#### [Direction]
Go through the records and copy each line where the word "this" occurs.

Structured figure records
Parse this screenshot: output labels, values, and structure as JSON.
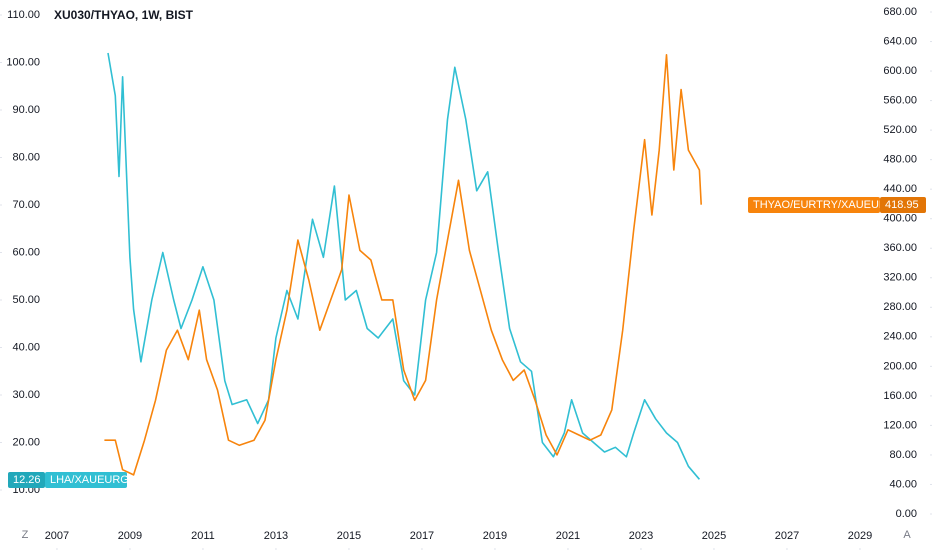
{
  "chart_data": {
    "type": "line",
    "title": "XU030/THYAO, 1W, BIST",
    "controls": [
      "Z",
      "A"
    ],
    "xlim": [
      2005.44,
      2029.22
    ],
    "xticks": [
      2007,
      2009,
      2011,
      2013,
      2015,
      2017,
      2019,
      2021,
      2023,
      2025,
      2027,
      2029
    ],
    "ylim": [
      10,
      110
    ],
    "yticks": [
      {
        "value": 10,
        "label": "10.00"
      },
      {
        "value": 20,
        "label": "20.00"
      },
      {
        "value": 30,
        "label": "30.00"
      },
      {
        "value": 40,
        "label": "40.00"
      },
      {
        "value": 50,
        "label": "50.00"
      },
      {
        "value": 60,
        "label": "60.00"
      },
      {
        "value": 70,
        "label": "70.00"
      },
      {
        "value": 80,
        "label": "80.00"
      },
      {
        "value": 90,
        "label": "90.00"
      },
      {
        "value": 100,
        "label": "100.00"
      },
      {
        "value": 110,
        "label": "110.00"
      }
    ],
    "y2lim": [
      0,
      680
    ],
    "y2ticks": [
      {
        "value": 0,
        "label": "0.00"
      },
      {
        "value": 40,
        "label": "40.00"
      },
      {
        "value": 80,
        "label": "80.00"
      },
      {
        "value": 120,
        "label": "120.00"
      },
      {
        "value": 160,
        "label": "160.00"
      },
      {
        "value": 200,
        "label": "200.00"
      },
      {
        "value": 240,
        "label": "240.00"
      },
      {
        "value": 280,
        "label": "280.00"
      },
      {
        "value": 320,
        "label": "320.00"
      },
      {
        "value": 360,
        "label": "360.00"
      },
      {
        "value": 400,
        "label": "400.00"
      },
      {
        "value": 440,
        "label": "440.00"
      },
      {
        "value": 480,
        "label": "480.00"
      },
      {
        "value": 520,
        "label": "520.00"
      },
      {
        "value": 560,
        "label": "560.00"
      },
      {
        "value": 600,
        "label": "600.00"
      },
      {
        "value": 640,
        "label": "640.00"
      },
      {
        "value": 680,
        "label": "680.00"
      }
    ],
    "series": [
      {
        "name": "LHA/XAUEURG",
        "color": "#31bfd3",
        "axis": "y",
        "x": [
          2008.4,
          2008.6,
          2008.7,
          2008.8,
          2009.0,
          2009.1,
          2009.3,
          2009.6,
          2009.9,
          2010.2,
          2010.4,
          2010.7,
          2011.0,
          2011.3,
          2011.6,
          2011.8,
          2012.2,
          2012.5,
          2012.8,
          2013.0,
          2013.3,
          2013.6,
          2014.0,
          2014.3,
          2014.6,
          2014.9,
          2015.2,
          2015.5,
          2015.8,
          2016.2,
          2016.5,
          2016.8,
          2017.1,
          2017.4,
          2017.7,
          2017.9,
          2018.2,
          2018.5,
          2018.8,
          2019.1,
          2019.4,
          2019.7,
          2020.0,
          2020.3,
          2020.6,
          2020.9,
          2021.1,
          2021.4,
          2021.7,
          2022.0,
          2022.3,
          2022.6,
          2022.8,
          2023.1,
          2023.4,
          2023.7,
          2024.0,
          2024.3,
          2024.6
        ],
        "values": [
          102,
          93,
          76,
          97,
          59,
          48,
          37,
          50,
          60,
          50,
          44,
          50,
          57,
          50,
          33,
          28,
          29,
          24,
          29,
          42,
          52,
          46,
          67,
          59,
          74,
          50,
          52,
          44,
          42,
          46,
          33,
          30,
          50,
          60,
          88,
          99,
          88,
          73,
          77,
          60,
          44,
          37,
          35,
          20,
          17,
          22,
          29,
          22,
          20,
          18,
          19,
          17,
          22,
          29,
          25,
          22,
          20,
          15,
          12.26
        ]
      },
      {
        "name": "THYAO/EURTRY/XAUEURG",
        "color": "#f7840c",
        "axis": "y2",
        "x": [
          2008.3,
          2008.6,
          2008.8,
          2009.1,
          2009.4,
          2009.7,
          2010.0,
          2010.3,
          2010.6,
          2010.9,
          2011.1,
          2011.4,
          2011.7,
          2012.0,
          2012.4,
          2012.7,
          2013.0,
          2013.3,
          2013.6,
          2013.9,
          2014.2,
          2014.5,
          2014.8,
          2015.0,
          2015.3,
          2015.6,
          2015.9,
          2016.2,
          2016.5,
          2016.8,
          2017.1,
          2017.4,
          2017.7,
          2018.0,
          2018.3,
          2018.6,
          2018.9,
          2019.2,
          2019.5,
          2019.8,
          2020.1,
          2020.4,
          2020.7,
          2021.0,
          2021.3,
          2021.6,
          2021.9,
          2022.2,
          2022.5,
          2022.8,
          2023.1,
          2023.3,
          2023.5,
          2023.7,
          2023.9,
          2024.1,
          2024.3,
          2024.6,
          2024.65
        ],
        "values": [
          100,
          100,
          60,
          53,
          100,
          154,
          222,
          249,
          209,
          276,
          209,
          168,
          100,
          93,
          100,
          127,
          209,
          276,
          371,
          317,
          249,
          290,
          331,
          432,
          357,
          344,
          290,
          290,
          195,
          154,
          181,
          290,
          371,
          452,
          357,
          303,
          249,
          209,
          181,
          195,
          154,
          107,
          80,
          114,
          107,
          100,
          107,
          141,
          249,
          385,
          507,
          405,
          493,
          622,
          466,
          575,
          493,
          466,
          418.95
        ]
      }
    ]
  }
}
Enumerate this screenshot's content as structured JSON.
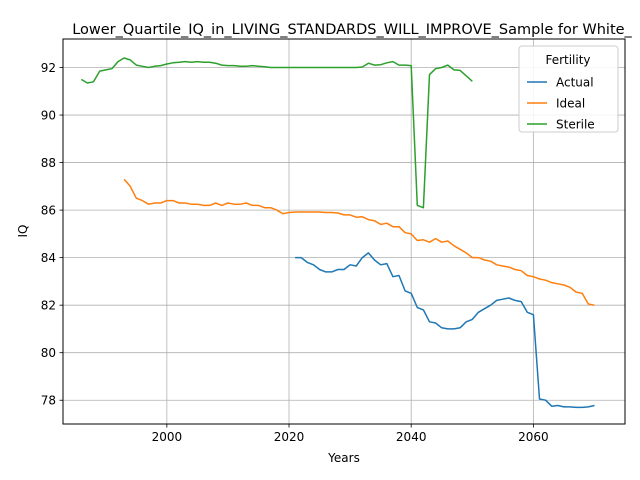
{
  "chart_data": {
    "type": "line",
    "title": "Lower_Quartile_IQ_in_LIVING_STANDARDS_WILL_IMPROVE_Sample for White_",
    "xlabel": "Years",
    "ylabel": "IQ",
    "xlim": [
      1983,
      2075
    ],
    "ylim": [
      77.0,
      93.2
    ],
    "xticks": [
      2000,
      2020,
      2040,
      2060
    ],
    "yticks": [
      78,
      80,
      82,
      84,
      86,
      88,
      90,
      92
    ],
    "grid": true,
    "legend": {
      "title": "Fertility",
      "position": "top-right"
    },
    "series": [
      {
        "name": "Actual",
        "color": "#1f77b4",
        "points": [
          [
            2021,
            84.0
          ],
          [
            2022,
            84.0
          ],
          [
            2023,
            83.8
          ],
          [
            2024,
            83.7
          ],
          [
            2025,
            83.5
          ],
          [
            2026,
            83.4
          ],
          [
            2027,
            83.4
          ],
          [
            2028,
            83.5
          ],
          [
            2029,
            83.5
          ],
          [
            2030,
            83.7
          ],
          [
            2031,
            83.65
          ],
          [
            2032,
            84.0
          ],
          [
            2033,
            84.2
          ],
          [
            2034,
            83.9
          ],
          [
            2035,
            83.7
          ],
          [
            2036,
            83.75
          ],
          [
            2037,
            83.2
          ],
          [
            2038,
            83.25
          ],
          [
            2039,
            82.6
          ],
          [
            2040,
            82.5
          ],
          [
            2041,
            81.9
          ],
          [
            2042,
            81.8
          ],
          [
            2043,
            81.3
          ],
          [
            2044,
            81.25
          ],
          [
            2045,
            81.05
          ],
          [
            2046,
            81.0
          ],
          [
            2047,
            81.0
          ],
          [
            2048,
            81.05
          ],
          [
            2049,
            81.3
          ],
          [
            2050,
            81.4
          ],
          [
            2051,
            81.7
          ],
          [
            2052,
            81.85
          ],
          [
            2053,
            82.0
          ],
          [
            2054,
            82.2
          ],
          [
            2055,
            82.25
          ],
          [
            2056,
            82.3
          ],
          [
            2057,
            82.2
          ],
          [
            2058,
            82.15
          ],
          [
            2059,
            81.7
          ],
          [
            2060,
            81.6
          ],
          [
            2061,
            78.05
          ],
          [
            2062,
            78.0
          ],
          [
            2063,
            77.75
          ],
          [
            2064,
            77.78
          ],
          [
            2065,
            77.72
          ],
          [
            2066,
            77.72
          ],
          [
            2067,
            77.7
          ],
          [
            2068,
            77.7
          ],
          [
            2069,
            77.72
          ],
          [
            2070,
            77.78
          ]
        ]
      },
      {
        "name": "Ideal",
        "color": "#ff7f0e",
        "points": [
          [
            1993,
            87.3
          ],
          [
            1994,
            87.0
          ],
          [
            1995,
            86.5
          ],
          [
            1996,
            86.4
          ],
          [
            1997,
            86.25
          ],
          [
            1998,
            86.3
          ],
          [
            1999,
            86.3
          ],
          [
            2000,
            86.4
          ],
          [
            2001,
            86.4
          ],
          [
            2002,
            86.3
          ],
          [
            2003,
            86.3
          ],
          [
            2004,
            86.25
          ],
          [
            2005,
            86.25
          ],
          [
            2006,
            86.2
          ],
          [
            2007,
            86.2
          ],
          [
            2008,
            86.3
          ],
          [
            2009,
            86.2
          ],
          [
            2010,
            86.3
          ],
          [
            2011,
            86.25
          ],
          [
            2012,
            86.25
          ],
          [
            2013,
            86.3
          ],
          [
            2014,
            86.2
          ],
          [
            2015,
            86.2
          ],
          [
            2016,
            86.1
          ],
          [
            2017,
            86.1
          ],
          [
            2018,
            86.0
          ],
          [
            2019,
            85.85
          ],
          [
            2020,
            85.9
          ],
          [
            2021,
            85.92
          ],
          [
            2022,
            85.92
          ],
          [
            2023,
            85.92
          ],
          [
            2024,
            85.92
          ],
          [
            2025,
            85.92
          ],
          [
            2026,
            85.9
          ],
          [
            2027,
            85.9
          ],
          [
            2028,
            85.88
          ],
          [
            2029,
            85.8
          ],
          [
            2030,
            85.8
          ],
          [
            2031,
            85.7
          ],
          [
            2032,
            85.72
          ],
          [
            2033,
            85.6
          ],
          [
            2034,
            85.55
          ],
          [
            2035,
            85.4
          ],
          [
            2036,
            85.45
          ],
          [
            2037,
            85.3
          ],
          [
            2038,
            85.3
          ],
          [
            2039,
            85.05
          ],
          [
            2040,
            85.0
          ],
          [
            2041,
            84.72
          ],
          [
            2042,
            84.75
          ],
          [
            2043,
            84.65
          ],
          [
            2044,
            84.8
          ],
          [
            2045,
            84.65
          ],
          [
            2046,
            84.7
          ],
          [
            2047,
            84.5
          ],
          [
            2048,
            84.35
          ],
          [
            2049,
            84.2
          ],
          [
            2050,
            84.0
          ],
          [
            2051,
            84.0
          ],
          [
            2052,
            83.9
          ],
          [
            2053,
            83.85
          ],
          [
            2054,
            83.7
          ],
          [
            2055,
            83.65
          ],
          [
            2056,
            83.6
          ],
          [
            2057,
            83.5
          ],
          [
            2058,
            83.45
          ],
          [
            2059,
            83.25
          ],
          [
            2060,
            83.2
          ],
          [
            2061,
            83.1
          ],
          [
            2062,
            83.05
          ],
          [
            2063,
            82.95
          ],
          [
            2064,
            82.9
          ],
          [
            2065,
            82.85
          ],
          [
            2066,
            82.75
          ],
          [
            2067,
            82.55
          ],
          [
            2068,
            82.5
          ],
          [
            2069,
            82.05
          ],
          [
            2070,
            82.0
          ]
        ]
      },
      {
        "name": "Sterile",
        "color": "#2ca02c",
        "points": [
          [
            1986,
            91.5
          ],
          [
            1987,
            91.35
          ],
          [
            1988,
            91.4
          ],
          [
            1989,
            91.85
          ],
          [
            1990,
            91.9
          ],
          [
            1991,
            91.95
          ],
          [
            1992,
            92.25
          ],
          [
            1993,
            92.4
          ],
          [
            1994,
            92.32
          ],
          [
            1995,
            92.1
          ],
          [
            1996,
            92.05
          ],
          [
            1997,
            92.0
          ],
          [
            1998,
            92.05
          ],
          [
            1999,
            92.08
          ],
          [
            2000,
            92.15
          ],
          [
            2001,
            92.2
          ],
          [
            2002,
            92.22
          ],
          [
            2003,
            92.25
          ],
          [
            2004,
            92.22
          ],
          [
            2005,
            92.25
          ],
          [
            2006,
            92.22
          ],
          [
            2007,
            92.22
          ],
          [
            2008,
            92.18
          ],
          [
            2009,
            92.1
          ],
          [
            2010,
            92.08
          ],
          [
            2011,
            92.08
          ],
          [
            2012,
            92.05
          ],
          [
            2013,
            92.05
          ],
          [
            2014,
            92.08
          ],
          [
            2015,
            92.05
          ],
          [
            2016,
            92.03
          ],
          [
            2017,
            92.0
          ],
          [
            2018,
            92.0
          ],
          [
            2019,
            92.0
          ],
          [
            2020,
            92.0
          ],
          [
            2021,
            92.0
          ],
          [
            2022,
            92.0
          ],
          [
            2023,
            92.0
          ],
          [
            2024,
            92.0
          ],
          [
            2025,
            92.0
          ],
          [
            2026,
            92.0
          ],
          [
            2027,
            92.0
          ],
          [
            2028,
            92.0
          ],
          [
            2029,
            92.0
          ],
          [
            2030,
            92.0
          ],
          [
            2031,
            92.0
          ],
          [
            2032,
            92.02
          ],
          [
            2033,
            92.18
          ],
          [
            2034,
            92.1
          ],
          [
            2035,
            92.12
          ],
          [
            2036,
            92.2
          ],
          [
            2037,
            92.25
          ],
          [
            2038,
            92.1
          ],
          [
            2039,
            92.1
          ],
          [
            2040,
            92.08
          ],
          [
            2041,
            86.2
          ],
          [
            2042,
            86.1
          ],
          [
            2043,
            91.7
          ],
          [
            2044,
            91.95
          ],
          [
            2045,
            92.0
          ],
          [
            2046,
            92.1
          ],
          [
            2047,
            91.9
          ],
          [
            2048,
            91.88
          ],
          [
            2049,
            91.65
          ],
          [
            2050,
            91.42
          ]
        ]
      }
    ]
  }
}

#### [Written answer]
Parse this screenshot: output labels, values, and structure as JSON.
Enumerate this screenshot's content as structured JSON.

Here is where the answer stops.